§ **Given request**: Reproduce all the entries precisely.

§ **Supplied material**:

•••••

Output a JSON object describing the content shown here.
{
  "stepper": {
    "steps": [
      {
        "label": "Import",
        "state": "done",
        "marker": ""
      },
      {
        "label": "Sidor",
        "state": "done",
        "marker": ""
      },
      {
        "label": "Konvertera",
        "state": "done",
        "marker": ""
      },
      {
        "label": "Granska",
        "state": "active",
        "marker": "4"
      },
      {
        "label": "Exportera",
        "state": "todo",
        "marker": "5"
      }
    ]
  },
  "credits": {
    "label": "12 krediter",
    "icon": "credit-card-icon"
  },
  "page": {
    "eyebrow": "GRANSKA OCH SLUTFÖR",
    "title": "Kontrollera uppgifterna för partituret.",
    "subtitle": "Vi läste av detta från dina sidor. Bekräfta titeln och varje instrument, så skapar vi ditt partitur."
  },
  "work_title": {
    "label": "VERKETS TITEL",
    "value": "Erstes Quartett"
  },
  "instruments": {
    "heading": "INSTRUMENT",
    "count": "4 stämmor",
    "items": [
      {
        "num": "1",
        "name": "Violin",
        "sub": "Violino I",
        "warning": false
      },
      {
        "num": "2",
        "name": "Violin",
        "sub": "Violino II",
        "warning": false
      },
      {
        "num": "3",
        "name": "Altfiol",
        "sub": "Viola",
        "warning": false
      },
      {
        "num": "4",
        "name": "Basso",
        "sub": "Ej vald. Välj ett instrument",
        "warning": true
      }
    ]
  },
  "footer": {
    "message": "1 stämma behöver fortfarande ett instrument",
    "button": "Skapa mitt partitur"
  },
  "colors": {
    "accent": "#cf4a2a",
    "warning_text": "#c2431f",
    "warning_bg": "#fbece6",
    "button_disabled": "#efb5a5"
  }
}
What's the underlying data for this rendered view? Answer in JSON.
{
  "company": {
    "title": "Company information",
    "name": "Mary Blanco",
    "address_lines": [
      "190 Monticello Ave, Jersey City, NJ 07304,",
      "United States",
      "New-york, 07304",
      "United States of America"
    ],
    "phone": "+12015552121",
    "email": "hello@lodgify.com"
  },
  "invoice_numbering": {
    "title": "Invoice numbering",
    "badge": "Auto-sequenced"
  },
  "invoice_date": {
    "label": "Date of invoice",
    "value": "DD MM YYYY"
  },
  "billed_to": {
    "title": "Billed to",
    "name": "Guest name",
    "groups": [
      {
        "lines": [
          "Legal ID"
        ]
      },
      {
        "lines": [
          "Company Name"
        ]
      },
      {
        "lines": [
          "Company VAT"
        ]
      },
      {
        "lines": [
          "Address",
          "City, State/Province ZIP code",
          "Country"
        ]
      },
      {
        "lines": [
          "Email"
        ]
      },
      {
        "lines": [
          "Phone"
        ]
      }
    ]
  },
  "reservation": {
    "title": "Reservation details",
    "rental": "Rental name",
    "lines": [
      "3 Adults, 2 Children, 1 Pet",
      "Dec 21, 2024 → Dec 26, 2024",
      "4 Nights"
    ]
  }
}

•••••

§ **Output for this exercise**:
Output a JSON object describing the content shown here.
{
  "stepper": {
    "steps": [
      {
        "label": "Import",
        "state": "done",
        "marker": ""
      },
      {
        "label": "Sidor",
        "state": "done",
        "marker": ""
      },
      {
        "label": "Konvertera",
        "state": "done",
        "marker": ""
      },
      {
        "label": "Granska",
        "state": "active",
        "marker": "4"
      },
      {
        "label": "Exportera",
        "state": "todo",
        "marker": "5"
      }
    ]
  },
  "credits": {
    "label": "12 krediter",
    "icon": "credit-card-icon"
  },
  "page": {
    "eyebrow": "GRANSKA OCH SLUTFÖR",
    "title": "Kontrollera uppgifterna för partituret.",
    "subtitle": "Vi läste av detta från dina sidor. Bekräfta titeln och varje instrument, så skapar vi ditt partitur."
  },
  "work_title": {
    "label": "VERKETS TITEL",
    "value": "Erstes Quartett"
  },
  "instruments": {
    "heading": "INSTRUMENT",
    "count": "4 stämmor",
    "items": [
      {
        "num": "1",
        "name": "Violin",
        "sub": "Violino I",
        "warning": false
      },
      {
        "num": "2",
        "name": "Violin",
        "sub": "Violino II",
        "warning": false
      },
      {
        "num": "3",
        "name": "Altfiol",
        "sub": "Viola",
        "warning": false
      },
      {
        "num": "4",
        "name": "Basso",
        "sub": "Ej vald. Välj ett instrument",
        "warning": true
      }
    ]
  },
  "footer": {
    "message": "1 stämma behöver fortfarande ett instrument",
    "button": "Skapa mitt partitur"
  },
  "colors": {
    "accent": "#cf4a2a",
    "warning_text": "#c2431f",
    "warning_bg": "#fbece6",
    "button_disabled": "#efb5a5"
  }
}
What's the underlying data for this rendered view? Answer in JSON.
{
  "company": {
    "title": "Company information",
    "name": "Mary Blanco",
    "address_lines": [
      "190 Monticello Ave, Jersey City, NJ 07304,",
      "United States",
      "New-york, 07304",
      "United States of America"
    ],
    "phone": "+12015552121",
    "email": "hello@lodgify.com"
  },
  "invoice_numbering": {
    "title": "Invoice numbering",
    "badge": "Auto-sequenced"
  },
  "invoice_date": {
    "label": "Date of invoice",
    "value": "DD MM YYYY"
  },
  "billed_to": {
    "title": "Billed to",
    "name": "Guest name",
    "groups": [
      {
        "lines": [
          "Legal ID"
        ]
      },
      {
        "lines": [
          "Company Name"
        ]
      },
      {
        "lines": [
          "Company VAT"
        ]
      },
      {
        "lines": [
          "Address",
          "City, State/Province ZIP code",
          "Country"
        ]
      },
      {
        "lines": [
          "Email"
        ]
      },
      {
        "lines": [
          "Phone"
        ]
      }
    ]
  },
  "reservation": {
    "title": "Reservation details",
    "rental": "Rental name",
    "lines": [
      "3 Adults, 2 Children, 1 Pet",
      "Dec 21, 2024 → Dec 26, 2024",
      "4 Nights"
    ]
  }
}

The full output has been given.